* THE EXERCISE: The records below must be written out exactly, with every picture left behind.
□ □ □ □
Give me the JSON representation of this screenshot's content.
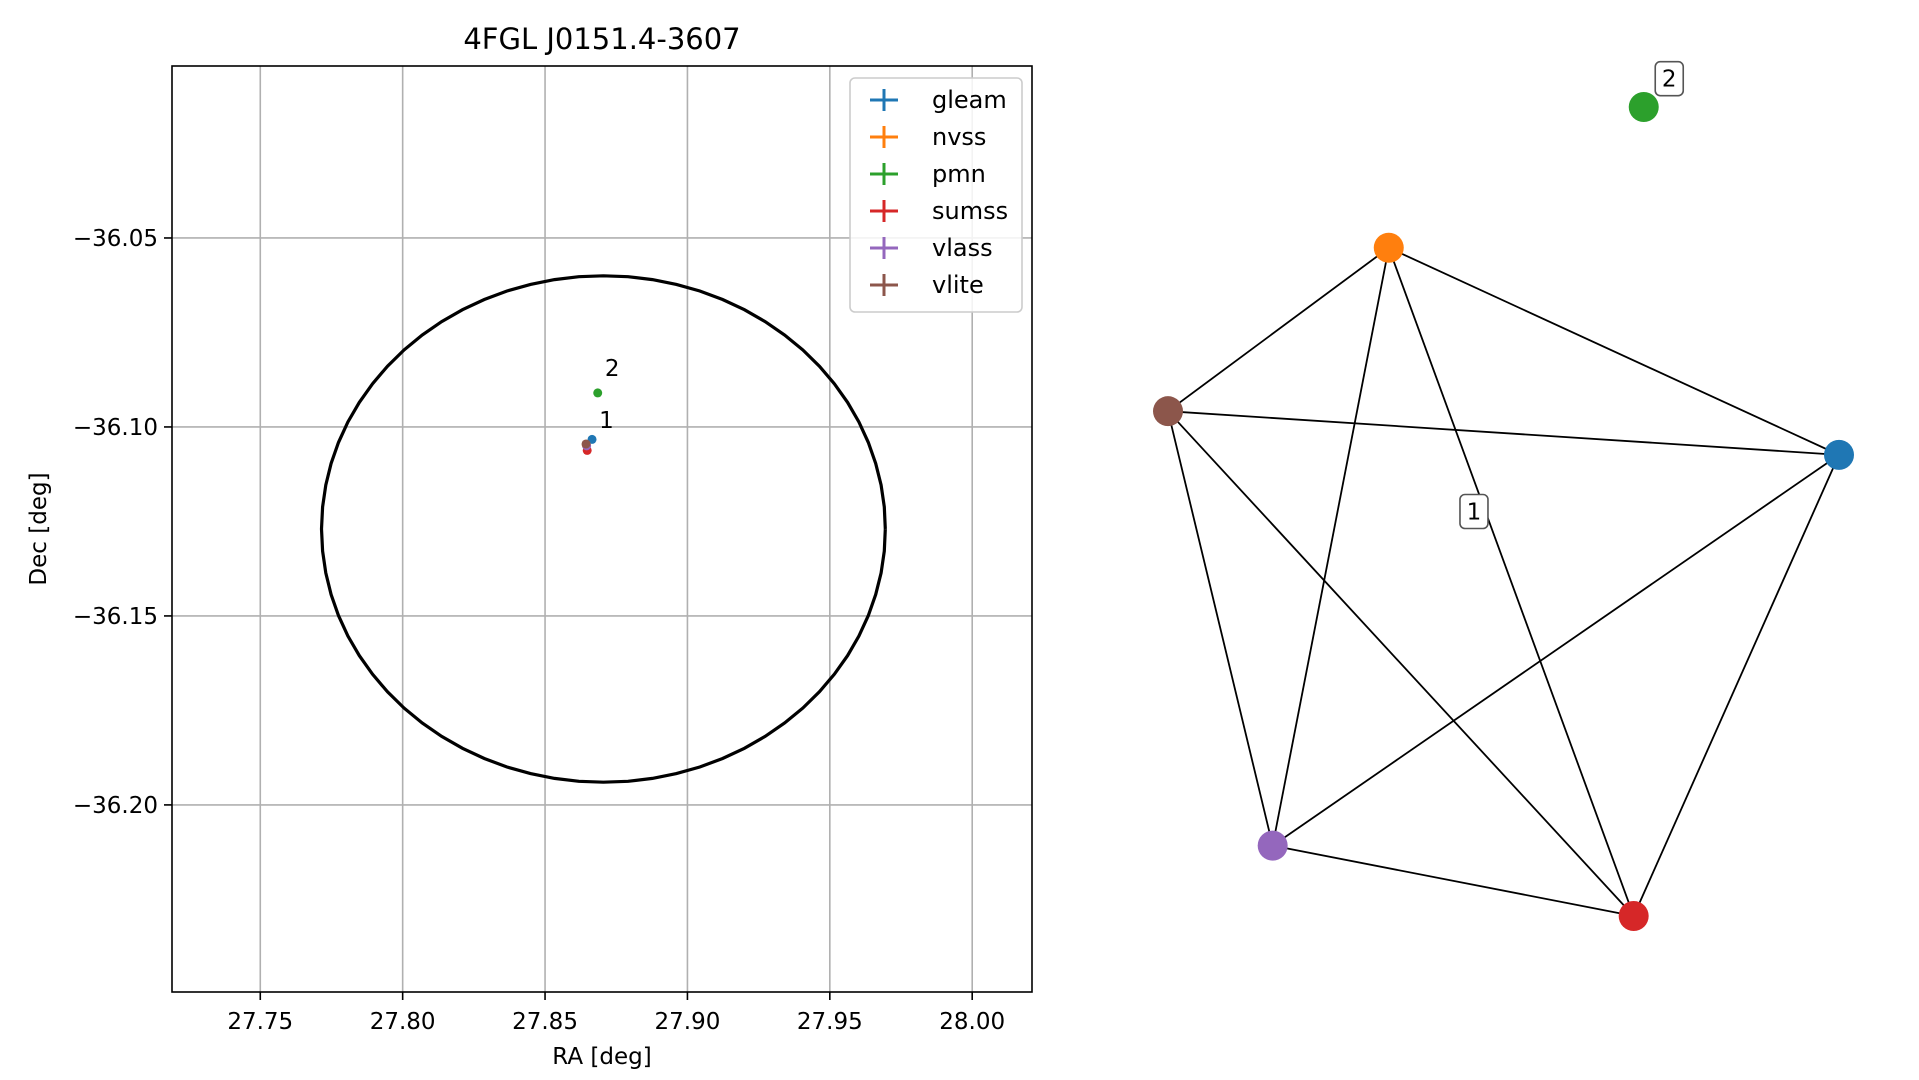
{
  "chart_data": [
    {
      "type": "scatter",
      "title": "4FGL J0151.4-3607",
      "xlabel": "RA [deg]",
      "ylabel": "Dec [deg]",
      "xlim": [
        27.719,
        28.021
      ],
      "ylim": [
        -36.2495,
        -36.0045
      ],
      "x_ticks": [
        27.75,
        27.8,
        27.85,
        27.9,
        27.95,
        28.0
      ],
      "x_tick_labels": [
        "27.75",
        "27.80",
        "27.85",
        "27.90",
        "27.95",
        "28.00"
      ],
      "y_ticks": [
        -36.05,
        -36.1,
        -36.15,
        -36.2
      ],
      "y_tick_labels": [
        "−36.05",
        "−36.10",
        "−36.15",
        "−36.20"
      ],
      "grid": true,
      "legend_position": "top-right",
      "series": [
        {
          "name": "gleam",
          "color": "#1f77b4",
          "points": [
            {
              "x": 27.8665,
              "y": -36.1033
            }
          ]
        },
        {
          "name": "nvss",
          "color": "#ff7f0e",
          "points": [
            {
              "x": 27.8645,
              "y": -36.1048
            }
          ]
        },
        {
          "name": "pmn",
          "color": "#2ca02c",
          "points": [
            {
              "x": 27.8685,
              "y": -36.091
            }
          ]
        },
        {
          "name": "sumss",
          "color": "#d62728",
          "points": [
            {
              "x": 27.8648,
              "y": -36.1062
            }
          ]
        },
        {
          "name": "vlass",
          "color": "#9467bd",
          "points": [
            {
              "x": 27.8646,
              "y": -36.105
            }
          ]
        },
        {
          "name": "vlite",
          "color": "#8c564b",
          "points": [
            {
              "x": 27.8644,
              "y": -36.1045
            }
          ]
        }
      ],
      "ellipse": {
        "center_x": 27.8705,
        "center_y": -36.127,
        "semi_x": 0.099,
        "semi_y": 0.067,
        "color": "#000000"
      },
      "annotations": [
        {
          "text": "2",
          "x": 27.871,
          "y": -36.0865
        },
        {
          "text": "1",
          "x": 27.869,
          "y": -36.1003
        }
      ]
    },
    {
      "type": "network",
      "nodes": [
        {
          "id": "gleam",
          "color": "#1f77b4",
          "x": 1.0,
          "y": 0.57
        },
        {
          "id": "nvss",
          "color": "#ff7f0e",
          "x": 0.329,
          "y": 0.826
        },
        {
          "id": "pmn",
          "color": "#2ca02c",
          "x": 0.709,
          "y": 1.0
        },
        {
          "id": "sumss",
          "color": "#d62728",
          "x": 0.694,
          "y": 0.0
        },
        {
          "id": "vlass",
          "color": "#9467bd",
          "x": 0.156,
          "y": 0.087
        },
        {
          "id": "vlite",
          "color": "#8c564b",
          "x": 0.0,
          "y": 0.624
        }
      ],
      "edges": [
        [
          "nvss",
          "gleam"
        ],
        [
          "nvss",
          "vlite"
        ],
        [
          "nvss",
          "vlass"
        ],
        [
          "nvss",
          "sumss"
        ],
        [
          "vlite",
          "gleam"
        ],
        [
          "vlite",
          "vlass"
        ],
        [
          "vlite",
          "sumss"
        ],
        [
          "gleam",
          "vlass"
        ],
        [
          "gleam",
          "sumss"
        ],
        [
          "vlass",
          "sumss"
        ]
      ],
      "group_labels": [
        {
          "text": "2",
          "x": 0.747,
          "y": 1.035
        },
        {
          "text": "1",
          "x": 0.456,
          "y": 0.5
        }
      ]
    }
  ]
}
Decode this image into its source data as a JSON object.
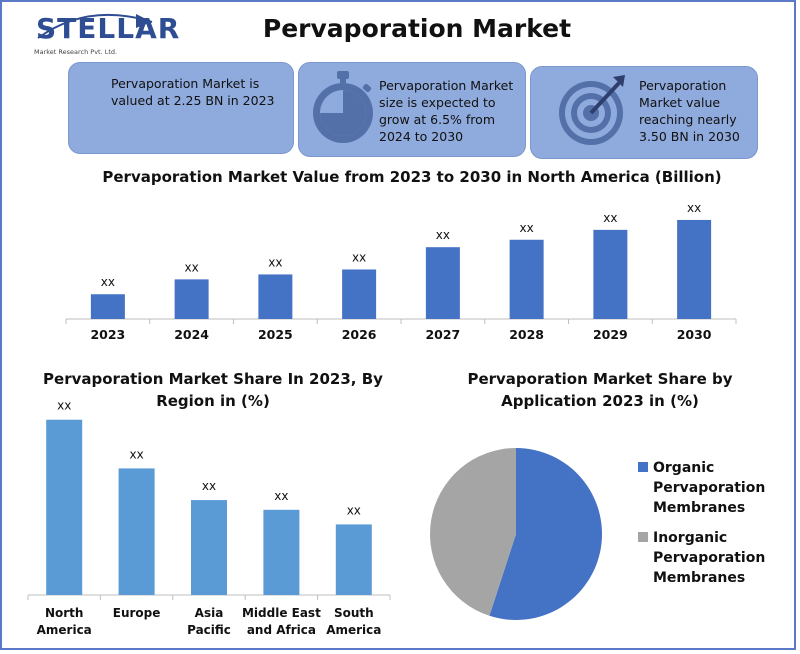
{
  "brand": {
    "name": "STELLAR",
    "subtitle": "Market Research Pvt. Ltd."
  },
  "title": "Pervaporation Market",
  "info_cards": [
    {
      "text": "Pervaporation Market is valued at 2.25 BN in 2023",
      "icon": "none"
    },
    {
      "text": "Pervaporation Market size is expected to grow at 6.5% from 2024 to 2030",
      "icon": "stopwatch-icon"
    },
    {
      "text": "Pervaporation Market value reaching nearly 3.50 BN in 2030",
      "icon": "target-icon"
    }
  ],
  "colors": {
    "card_bg": "#8faadc",
    "bar_dark": "#4472c4",
    "bar_light": "#5b9bd5",
    "pie_grey": "#a5a5a5",
    "frame": "#5b79c7"
  },
  "chart_data": [
    {
      "type": "bar",
      "title": "Pervaporation Market Value from 2023 to 2030 in North America (Billion)",
      "categories": [
        "2023",
        "2024",
        "2025",
        "2026",
        "2027",
        "2028",
        "2029",
        "2030"
      ],
      "values": [
        1.0,
        1.6,
        1.8,
        2.0,
        2.9,
        3.2,
        3.6,
        4.0
      ],
      "data_labels": [
        "xx",
        "xx",
        "xx",
        "xx",
        "xx",
        "xx",
        "xx",
        "xx"
      ],
      "color": "#4472c4",
      "ylim": [
        0,
        4.2
      ],
      "grid": false
    },
    {
      "type": "bar",
      "title": "Pervaporation Market Share In 2023, By Region in (%)",
      "categories": [
        "North America",
        "Europe",
        "Asia Pacific",
        "Middle East and Africa",
        "South America"
      ],
      "values": [
        36,
        26,
        19.5,
        17.5,
        14.5
      ],
      "data_labels": [
        "xx",
        "xx",
        "xx",
        "xx",
        "xx"
      ],
      "color": "#5b9bd5",
      "ylim": [
        0,
        38
      ],
      "grid": false
    },
    {
      "type": "pie",
      "title": "Pervaporation Market Share by Application 2023 in (%)",
      "categories": [
        "Organic Pervaporation Membranes",
        "Inorganic Pervaporation Membranes"
      ],
      "values": [
        55,
        45
      ],
      "colors": [
        "#4472c4",
        "#a5a5a5"
      ],
      "legend": "right"
    }
  ]
}
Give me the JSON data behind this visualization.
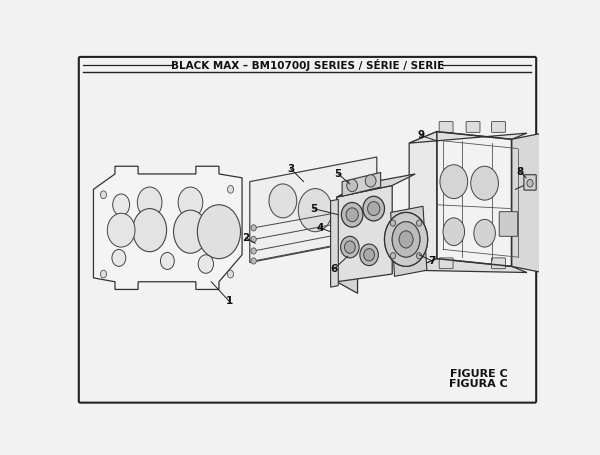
{
  "title": "BLACK MAX – BM10700J SERIES / SÉRIE / SERIE",
  "figure_label": "FIGURE C",
  "figura_label": "FIGURA C",
  "bg_color": "#f2f2f2",
  "border_color": "#222222",
  "line_color": "#222222"
}
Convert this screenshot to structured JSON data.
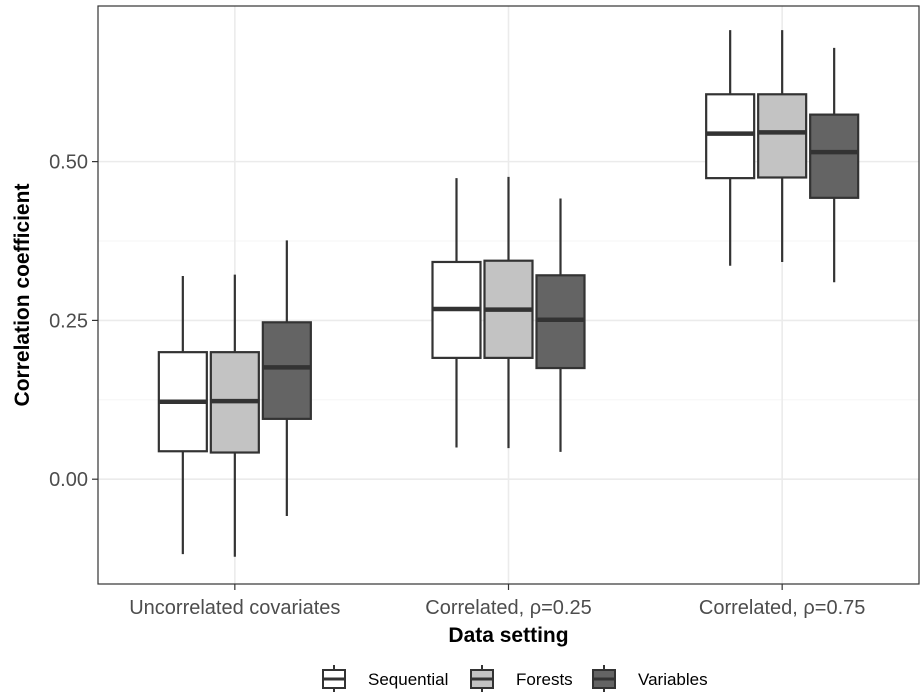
□ □ □ □
* EXERCISE ANSWER:
Give me the JSON representation of this screenshot's content.
{
  "chart_data": [
    {
      "type": "scatter",
      "title": "4FGL J0151.4-3607",
      "xlabel": "RA [deg]",
      "ylabel": "Dec [deg]",
      "xlim": [
        27.719,
        28.021
      ],
      "ylim": [
        -36.2495,
        -36.0045
      ],
      "x_ticks": [
        27.75,
        27.8,
        27.85,
        27.9,
        27.95,
        28.0
      ],
      "x_tick_labels": [
        "27.75",
        "27.80",
        "27.85",
        "27.90",
        "27.95",
        "28.00"
      ],
      "y_ticks": [
        -36.05,
        -36.1,
        -36.15,
        -36.2
      ],
      "y_tick_labels": [
        "−36.05",
        "−36.10",
        "−36.15",
        "−36.20"
      ],
      "grid": true,
      "legend_position": "top-right",
      "series": [
        {
          "name": "gleam",
          "color": "#1f77b4",
          "points": [
            {
              "x": 27.8665,
              "y": -36.1033
            }
          ]
        },
        {
          "name": "nvss",
          "color": "#ff7f0e",
          "points": [
            {
              "x": 27.8645,
              "y": -36.1048
            }
          ]
        },
        {
          "name": "pmn",
          "color": "#2ca02c",
          "points": [
            {
              "x": 27.8685,
              "y": -36.091
            }
          ]
        },
        {
          "name": "sumss",
          "color": "#d62728",
          "points": [
            {
              "x": 27.8648,
              "y": -36.1062
            }
          ]
        },
        {
          "name": "vlass",
          "color": "#9467bd",
          "points": [
            {
              "x": 27.8646,
              "y": -36.105
            }
          ]
        },
        {
          "name": "vlite",
          "color": "#8c564b",
          "points": [
            {
              "x": 27.8644,
              "y": -36.1045
            }
          ]
        }
      ],
      "ellipse": {
        "center_x": 27.8705,
        "center_y": -36.127,
        "semi_x": 0.099,
        "semi_y": 0.067,
        "color": "#000000"
      },
      "annotations": [
        {
          "text": "2",
          "x": 27.871,
          "y": -36.0865
        },
        {
          "text": "1",
          "x": 27.869,
          "y": -36.1003
        }
      ]
    },
    {
      "type": "network",
      "nodes": [
        {
          "id": "gleam",
          "color": "#1f77b4",
          "x": 1.0,
          "y": 0.57
        },
        {
          "id": "nvss",
          "color": "#ff7f0e",
          "x": 0.329,
          "y": 0.826
        },
        {
          "id": "pmn",
          "color": "#2ca02c",
          "x": 0.709,
          "y": 1.0
        },
        {
          "id": "sumss",
          "color": "#d62728",
          "x": 0.694,
          "y": 0.0
        },
        {
          "id": "vlass",
          "color": "#9467bd",
          "x": 0.156,
          "y": 0.087
        },
        {
          "id": "vlite",
          "color": "#8c564b",
          "x": 0.0,
          "y": 0.624
        }
      ],
      "edges": [
        [
          "nvss",
          "gleam"
        ],
        [
          "nvss",
          "vlite"
        ],
        [
          "nvss",
          "vlass"
        ],
        [
          "nvss",
          "sumss"
        ],
        [
          "vlite",
          "gleam"
        ],
        [
          "vlite",
          "vlass"
        ],
        [
          "vlite",
          "sumss"
        ],
        [
          "gleam",
          "vlass"
        ],
        [
          "gleam",
          "sumss"
        ],
        [
          "vlass",
          "sumss"
        ]
      ],
      "group_labels": [
        {
          "text": "2",
          "x": 0.747,
          "y": 1.035
        },
        {
          "text": "1",
          "x": 0.456,
          "y": 0.5
        }
      ]
    }
  ]
}
Decode this image into its source data as a JSON object.
{
  "brand": {
    "name": "STELLAR",
    "subtitle": "Market Research Pvt. Ltd."
  },
  "title": "Pervaporation Market",
  "info_cards": [
    {
      "text": "Pervaporation Market is valued at 2.25 BN in 2023",
      "icon": "none"
    },
    {
      "text": "Pervaporation Market size is expected to grow at 6.5% from 2024 to 2030",
      "icon": "stopwatch-icon"
    },
    {
      "text": "Pervaporation Market value reaching nearly 3.50 BN in 2030",
      "icon": "target-icon"
    }
  ],
  "colors": {
    "card_bg": "#8faadc",
    "bar_dark": "#4472c4",
    "bar_light": "#5b9bd5",
    "pie_grey": "#a5a5a5",
    "frame": "#5b79c7"
  },
  "chart_data": [
    {
      "type": "bar",
      "title": "Pervaporation Market Value from 2023 to 2030 in North America (Billion)",
      "categories": [
        "2023",
        "2024",
        "2025",
        "2026",
        "2027",
        "2028",
        "2029",
        "2030"
      ],
      "values": [
        1.0,
        1.6,
        1.8,
        2.0,
        2.9,
        3.2,
        3.6,
        4.0
      ],
      "data_labels": [
        "xx",
        "xx",
        "xx",
        "xx",
        "xx",
        "xx",
        "xx",
        "xx"
      ],
      "color": "#4472c4",
      "ylim": [
        0,
        4.2
      ],
      "grid": false
    },
    {
      "type": "bar",
      "title": "Pervaporation Market Share In 2023, By Region in (%)",
      "categories": [
        "North America",
        "Europe",
        "Asia Pacific",
        "Middle East and Africa",
        "South America"
      ],
      "values": [
        36,
        26,
        19.5,
        17.5,
        14.5
      ],
      "data_labels": [
        "xx",
        "xx",
        "xx",
        "xx",
        "xx"
      ],
      "color": "#5b9bd5",
      "ylim": [
        0,
        38
      ],
      "grid": false
    },
    {
      "type": "pie",
      "title": "Pervaporation Market Share by Application 2023 in (%)",
      "categories": [
        "Organic Pervaporation Membranes",
        "Inorganic Pervaporation Membranes"
      ],
      "values": [
        55,
        45
      ],
      "colors": [
        "#4472c4",
        "#a5a5a5"
      ],
      "legend": "right"
    }
  ]
}
Give me the JSON data behind this visualization.
{
  "title": "BLACK MAX – BM10700J SERIES / SÉRIE / SERIE",
  "figure_label": "FIGURE C",
  "figura_label": "FIGURA C",
  "bg_color": "#f2f2f2",
  "border_color": "#222222",
  "line_color": "#222222"
}
Convert this screenshot to structured JSON data.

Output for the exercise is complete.